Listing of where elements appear

──────

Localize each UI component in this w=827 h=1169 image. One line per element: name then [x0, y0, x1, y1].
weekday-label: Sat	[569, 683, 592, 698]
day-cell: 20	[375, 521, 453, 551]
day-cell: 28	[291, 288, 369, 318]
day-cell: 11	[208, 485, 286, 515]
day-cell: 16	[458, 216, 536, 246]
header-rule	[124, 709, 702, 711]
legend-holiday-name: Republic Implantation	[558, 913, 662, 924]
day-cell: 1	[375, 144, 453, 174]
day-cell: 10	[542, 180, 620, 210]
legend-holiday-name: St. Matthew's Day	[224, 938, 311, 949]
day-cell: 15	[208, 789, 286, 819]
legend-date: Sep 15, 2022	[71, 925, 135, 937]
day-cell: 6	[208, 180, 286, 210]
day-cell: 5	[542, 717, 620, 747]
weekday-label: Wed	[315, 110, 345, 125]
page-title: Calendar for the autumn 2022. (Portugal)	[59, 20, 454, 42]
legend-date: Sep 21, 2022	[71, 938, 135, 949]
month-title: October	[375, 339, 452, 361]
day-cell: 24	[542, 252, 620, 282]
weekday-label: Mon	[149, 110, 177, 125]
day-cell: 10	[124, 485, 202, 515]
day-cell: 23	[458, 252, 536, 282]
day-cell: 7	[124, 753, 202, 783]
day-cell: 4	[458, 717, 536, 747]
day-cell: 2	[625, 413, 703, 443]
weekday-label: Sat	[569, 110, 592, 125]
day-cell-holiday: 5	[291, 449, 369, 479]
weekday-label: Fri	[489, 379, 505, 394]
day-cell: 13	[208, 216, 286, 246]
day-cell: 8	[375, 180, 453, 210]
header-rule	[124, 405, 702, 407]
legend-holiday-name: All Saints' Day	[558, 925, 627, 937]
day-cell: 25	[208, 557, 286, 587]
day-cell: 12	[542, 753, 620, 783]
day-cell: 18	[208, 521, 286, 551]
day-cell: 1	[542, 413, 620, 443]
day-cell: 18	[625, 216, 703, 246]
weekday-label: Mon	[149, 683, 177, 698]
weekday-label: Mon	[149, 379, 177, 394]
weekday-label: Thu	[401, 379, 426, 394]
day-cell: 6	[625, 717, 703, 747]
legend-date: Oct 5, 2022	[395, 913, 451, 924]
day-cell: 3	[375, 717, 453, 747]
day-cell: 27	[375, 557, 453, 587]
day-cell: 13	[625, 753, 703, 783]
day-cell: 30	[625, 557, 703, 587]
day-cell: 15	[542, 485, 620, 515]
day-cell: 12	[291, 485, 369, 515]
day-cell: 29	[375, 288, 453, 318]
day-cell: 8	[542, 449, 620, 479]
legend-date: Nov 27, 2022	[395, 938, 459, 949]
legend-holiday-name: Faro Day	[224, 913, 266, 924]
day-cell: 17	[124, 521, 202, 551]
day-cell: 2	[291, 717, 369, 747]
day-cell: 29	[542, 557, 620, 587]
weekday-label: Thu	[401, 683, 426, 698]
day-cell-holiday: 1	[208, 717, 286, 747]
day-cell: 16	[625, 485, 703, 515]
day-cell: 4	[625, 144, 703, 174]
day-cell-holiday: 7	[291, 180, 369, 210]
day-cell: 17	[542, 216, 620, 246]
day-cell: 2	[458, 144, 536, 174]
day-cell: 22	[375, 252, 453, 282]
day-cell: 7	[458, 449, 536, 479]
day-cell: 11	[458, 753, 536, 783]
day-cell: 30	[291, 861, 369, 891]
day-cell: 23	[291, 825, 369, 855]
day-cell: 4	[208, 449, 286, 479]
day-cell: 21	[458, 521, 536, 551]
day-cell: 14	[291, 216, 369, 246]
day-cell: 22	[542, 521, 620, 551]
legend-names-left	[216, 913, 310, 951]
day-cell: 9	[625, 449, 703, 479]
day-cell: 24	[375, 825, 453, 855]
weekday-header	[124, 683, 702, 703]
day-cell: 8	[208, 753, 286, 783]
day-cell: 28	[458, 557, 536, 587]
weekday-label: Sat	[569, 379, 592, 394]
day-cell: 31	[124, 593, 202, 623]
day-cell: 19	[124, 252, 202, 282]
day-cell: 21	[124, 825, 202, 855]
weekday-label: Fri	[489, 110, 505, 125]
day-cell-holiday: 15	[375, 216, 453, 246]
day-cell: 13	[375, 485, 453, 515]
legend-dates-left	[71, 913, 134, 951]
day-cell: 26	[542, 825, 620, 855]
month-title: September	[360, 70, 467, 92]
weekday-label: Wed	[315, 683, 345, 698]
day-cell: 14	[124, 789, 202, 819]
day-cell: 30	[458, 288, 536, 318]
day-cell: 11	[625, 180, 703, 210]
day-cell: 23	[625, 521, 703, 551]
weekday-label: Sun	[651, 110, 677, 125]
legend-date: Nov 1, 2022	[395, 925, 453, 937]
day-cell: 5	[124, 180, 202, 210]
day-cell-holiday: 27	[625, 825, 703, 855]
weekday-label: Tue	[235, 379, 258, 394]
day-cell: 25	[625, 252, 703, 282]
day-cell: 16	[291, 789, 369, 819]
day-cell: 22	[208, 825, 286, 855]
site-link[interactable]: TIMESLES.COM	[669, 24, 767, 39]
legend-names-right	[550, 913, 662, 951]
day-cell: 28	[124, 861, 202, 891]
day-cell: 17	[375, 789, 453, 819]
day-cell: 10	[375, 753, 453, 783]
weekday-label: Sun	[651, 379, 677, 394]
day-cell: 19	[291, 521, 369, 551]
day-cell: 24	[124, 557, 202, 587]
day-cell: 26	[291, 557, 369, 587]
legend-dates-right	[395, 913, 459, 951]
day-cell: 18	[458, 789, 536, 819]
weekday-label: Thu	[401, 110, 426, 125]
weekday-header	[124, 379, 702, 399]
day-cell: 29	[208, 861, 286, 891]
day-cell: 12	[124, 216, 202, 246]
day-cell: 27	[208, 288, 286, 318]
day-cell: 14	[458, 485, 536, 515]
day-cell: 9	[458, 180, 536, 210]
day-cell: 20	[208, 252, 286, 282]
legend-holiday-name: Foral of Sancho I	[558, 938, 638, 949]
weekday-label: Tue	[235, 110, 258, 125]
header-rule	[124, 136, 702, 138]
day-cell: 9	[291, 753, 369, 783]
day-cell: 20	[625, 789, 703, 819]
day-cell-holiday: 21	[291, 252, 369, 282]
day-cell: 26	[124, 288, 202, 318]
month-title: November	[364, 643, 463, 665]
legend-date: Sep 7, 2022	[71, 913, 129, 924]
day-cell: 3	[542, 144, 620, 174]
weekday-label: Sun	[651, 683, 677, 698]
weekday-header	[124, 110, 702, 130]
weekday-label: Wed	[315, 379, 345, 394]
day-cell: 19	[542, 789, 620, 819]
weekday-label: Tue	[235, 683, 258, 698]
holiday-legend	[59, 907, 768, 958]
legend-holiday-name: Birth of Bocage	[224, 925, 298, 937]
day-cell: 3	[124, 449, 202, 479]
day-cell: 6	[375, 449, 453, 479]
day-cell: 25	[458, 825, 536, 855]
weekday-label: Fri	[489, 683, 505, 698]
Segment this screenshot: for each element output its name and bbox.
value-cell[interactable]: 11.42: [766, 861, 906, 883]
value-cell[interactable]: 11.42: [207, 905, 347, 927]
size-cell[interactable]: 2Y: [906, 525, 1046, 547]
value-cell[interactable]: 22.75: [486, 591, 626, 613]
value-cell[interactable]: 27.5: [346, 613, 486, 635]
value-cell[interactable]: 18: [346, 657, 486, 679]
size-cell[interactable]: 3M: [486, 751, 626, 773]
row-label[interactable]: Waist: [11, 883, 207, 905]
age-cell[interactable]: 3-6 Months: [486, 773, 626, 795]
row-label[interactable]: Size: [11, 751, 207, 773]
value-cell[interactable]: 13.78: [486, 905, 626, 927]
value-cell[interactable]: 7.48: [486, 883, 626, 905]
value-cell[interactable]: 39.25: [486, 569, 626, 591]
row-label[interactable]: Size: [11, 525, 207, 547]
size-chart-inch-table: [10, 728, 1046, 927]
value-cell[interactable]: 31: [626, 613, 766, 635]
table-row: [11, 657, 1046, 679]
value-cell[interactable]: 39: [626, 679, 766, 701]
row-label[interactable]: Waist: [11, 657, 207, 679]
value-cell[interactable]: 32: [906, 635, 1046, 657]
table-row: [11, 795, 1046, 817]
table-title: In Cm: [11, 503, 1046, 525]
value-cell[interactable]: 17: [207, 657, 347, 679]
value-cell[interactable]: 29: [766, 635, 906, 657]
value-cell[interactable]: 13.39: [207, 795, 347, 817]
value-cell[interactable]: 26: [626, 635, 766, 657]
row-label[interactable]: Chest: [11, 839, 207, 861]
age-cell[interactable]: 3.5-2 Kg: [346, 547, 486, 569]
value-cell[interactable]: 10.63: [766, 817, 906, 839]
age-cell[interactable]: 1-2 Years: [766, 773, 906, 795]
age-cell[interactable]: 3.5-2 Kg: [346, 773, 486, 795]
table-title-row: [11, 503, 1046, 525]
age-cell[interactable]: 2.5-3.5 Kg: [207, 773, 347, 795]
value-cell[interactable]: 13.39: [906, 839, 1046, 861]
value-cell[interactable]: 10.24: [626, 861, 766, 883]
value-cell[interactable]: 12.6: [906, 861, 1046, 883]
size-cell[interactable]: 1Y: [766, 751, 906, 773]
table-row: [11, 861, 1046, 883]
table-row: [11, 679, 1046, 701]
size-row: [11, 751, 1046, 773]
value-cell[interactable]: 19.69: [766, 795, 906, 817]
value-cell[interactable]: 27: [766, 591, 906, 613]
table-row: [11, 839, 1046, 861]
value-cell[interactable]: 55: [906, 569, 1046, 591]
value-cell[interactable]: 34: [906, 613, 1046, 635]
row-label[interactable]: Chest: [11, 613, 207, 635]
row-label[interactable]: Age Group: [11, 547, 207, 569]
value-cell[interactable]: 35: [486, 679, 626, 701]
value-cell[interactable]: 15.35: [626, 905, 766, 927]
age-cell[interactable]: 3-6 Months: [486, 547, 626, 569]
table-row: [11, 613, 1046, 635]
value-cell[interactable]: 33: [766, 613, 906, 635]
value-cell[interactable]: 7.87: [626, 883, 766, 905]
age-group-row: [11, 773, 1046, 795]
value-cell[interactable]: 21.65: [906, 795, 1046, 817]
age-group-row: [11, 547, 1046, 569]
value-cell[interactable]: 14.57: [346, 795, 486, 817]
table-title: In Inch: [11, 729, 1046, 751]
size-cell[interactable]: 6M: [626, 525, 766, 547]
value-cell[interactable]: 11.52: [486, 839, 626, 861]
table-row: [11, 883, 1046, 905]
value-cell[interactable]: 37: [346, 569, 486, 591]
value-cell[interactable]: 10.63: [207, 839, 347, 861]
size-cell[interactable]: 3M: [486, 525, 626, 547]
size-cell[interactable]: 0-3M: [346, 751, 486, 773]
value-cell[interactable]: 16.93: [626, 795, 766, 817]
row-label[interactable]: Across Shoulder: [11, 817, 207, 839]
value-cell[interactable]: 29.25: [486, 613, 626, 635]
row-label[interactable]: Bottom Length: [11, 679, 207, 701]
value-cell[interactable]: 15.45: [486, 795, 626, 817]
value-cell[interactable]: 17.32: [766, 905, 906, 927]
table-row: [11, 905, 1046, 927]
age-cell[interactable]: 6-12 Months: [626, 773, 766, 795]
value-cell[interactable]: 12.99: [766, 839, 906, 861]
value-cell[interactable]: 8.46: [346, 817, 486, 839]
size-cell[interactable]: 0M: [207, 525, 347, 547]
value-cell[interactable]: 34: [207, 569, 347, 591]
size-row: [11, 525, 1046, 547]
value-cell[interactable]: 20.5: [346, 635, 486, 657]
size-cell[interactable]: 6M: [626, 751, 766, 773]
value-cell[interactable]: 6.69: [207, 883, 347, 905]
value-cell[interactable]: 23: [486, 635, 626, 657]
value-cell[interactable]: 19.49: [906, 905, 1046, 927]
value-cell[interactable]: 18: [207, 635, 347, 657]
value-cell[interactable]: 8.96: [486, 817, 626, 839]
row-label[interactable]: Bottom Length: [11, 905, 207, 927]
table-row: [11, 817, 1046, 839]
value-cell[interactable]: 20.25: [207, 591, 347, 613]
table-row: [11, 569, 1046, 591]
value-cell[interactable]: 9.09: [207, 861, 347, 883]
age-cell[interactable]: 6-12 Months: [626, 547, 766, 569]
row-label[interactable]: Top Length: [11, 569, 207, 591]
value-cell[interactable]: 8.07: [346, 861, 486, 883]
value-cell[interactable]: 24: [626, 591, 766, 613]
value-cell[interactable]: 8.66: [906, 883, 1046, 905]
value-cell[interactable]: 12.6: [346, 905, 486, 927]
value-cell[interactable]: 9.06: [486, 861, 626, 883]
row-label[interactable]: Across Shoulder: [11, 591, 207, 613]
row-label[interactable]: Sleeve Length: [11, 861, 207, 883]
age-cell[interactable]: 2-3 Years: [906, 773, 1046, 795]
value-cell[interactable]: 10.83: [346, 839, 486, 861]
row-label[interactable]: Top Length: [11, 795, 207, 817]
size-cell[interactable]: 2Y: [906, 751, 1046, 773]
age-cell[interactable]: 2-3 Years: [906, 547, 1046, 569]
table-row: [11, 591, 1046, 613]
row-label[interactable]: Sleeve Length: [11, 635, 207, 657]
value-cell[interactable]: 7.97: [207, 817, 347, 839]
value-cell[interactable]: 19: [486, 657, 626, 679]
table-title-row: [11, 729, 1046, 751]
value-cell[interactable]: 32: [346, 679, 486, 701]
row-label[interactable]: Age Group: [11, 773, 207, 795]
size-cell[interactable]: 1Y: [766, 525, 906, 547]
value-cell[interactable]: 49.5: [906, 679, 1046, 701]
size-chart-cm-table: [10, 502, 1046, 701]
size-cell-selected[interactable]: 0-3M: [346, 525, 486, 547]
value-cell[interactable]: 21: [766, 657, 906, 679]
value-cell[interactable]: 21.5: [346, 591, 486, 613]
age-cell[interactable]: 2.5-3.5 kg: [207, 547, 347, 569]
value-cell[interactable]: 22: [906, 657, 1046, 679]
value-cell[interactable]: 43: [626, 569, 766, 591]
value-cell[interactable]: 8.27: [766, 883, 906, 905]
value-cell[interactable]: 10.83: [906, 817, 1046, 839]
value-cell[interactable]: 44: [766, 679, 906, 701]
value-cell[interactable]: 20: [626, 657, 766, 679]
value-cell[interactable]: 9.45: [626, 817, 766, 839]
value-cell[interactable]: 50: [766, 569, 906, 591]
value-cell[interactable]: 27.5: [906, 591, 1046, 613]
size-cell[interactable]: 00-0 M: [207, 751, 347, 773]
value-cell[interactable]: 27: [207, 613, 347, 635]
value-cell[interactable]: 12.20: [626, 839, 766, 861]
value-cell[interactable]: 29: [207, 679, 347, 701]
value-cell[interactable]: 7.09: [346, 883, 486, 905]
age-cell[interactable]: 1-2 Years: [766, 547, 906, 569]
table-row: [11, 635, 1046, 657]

──────

• WHAT TO PRODUCE: Recast the listing as a Markdown table with the columns n and Line, giving each line a row number and leaving out blank lines. Begin at the first line of the listing and stop after the line that contains "216, 536, 246]".

• OUTPUT OF THE EXERCISE:
| n | Line |
|---|---|
| 1 | Localize each UI component in this w=827 h=1169 image. One line per element: name then [x0, y0, x1, y1]. |
| 2 | weekday-label: Sat	[569, 683, 592, 698] |
| 3 | day-cell: 20	[375, 521, 453, 551] |
| 4 | day-cell: 28	[291, 288, 369, 318] |
| 5 | day-cell: 11	[208, 485, 286, 515] |
| 6 | day-cell: 16	[458, 216, 536, 246] |